STATED EXERCISE => Out of the lines below, please list those that hold the string "icon".
● ● ● ●
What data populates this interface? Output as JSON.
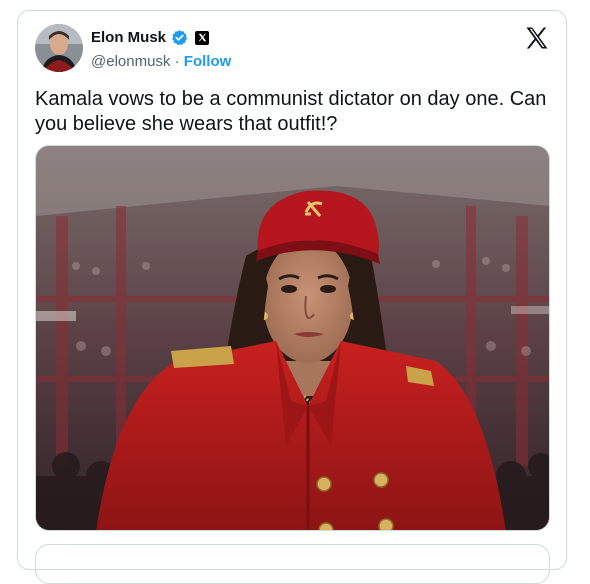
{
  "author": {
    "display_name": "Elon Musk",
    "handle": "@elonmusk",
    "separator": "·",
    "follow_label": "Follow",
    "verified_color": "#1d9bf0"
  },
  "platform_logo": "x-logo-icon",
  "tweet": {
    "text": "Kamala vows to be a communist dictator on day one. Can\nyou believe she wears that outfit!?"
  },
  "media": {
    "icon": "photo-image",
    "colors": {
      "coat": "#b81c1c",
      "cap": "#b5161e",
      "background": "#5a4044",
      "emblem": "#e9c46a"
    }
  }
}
● ● ● ●
TASK SOLUTION =>
  "platform_logo": "x-logo-icon",
    "icon": "photo-image",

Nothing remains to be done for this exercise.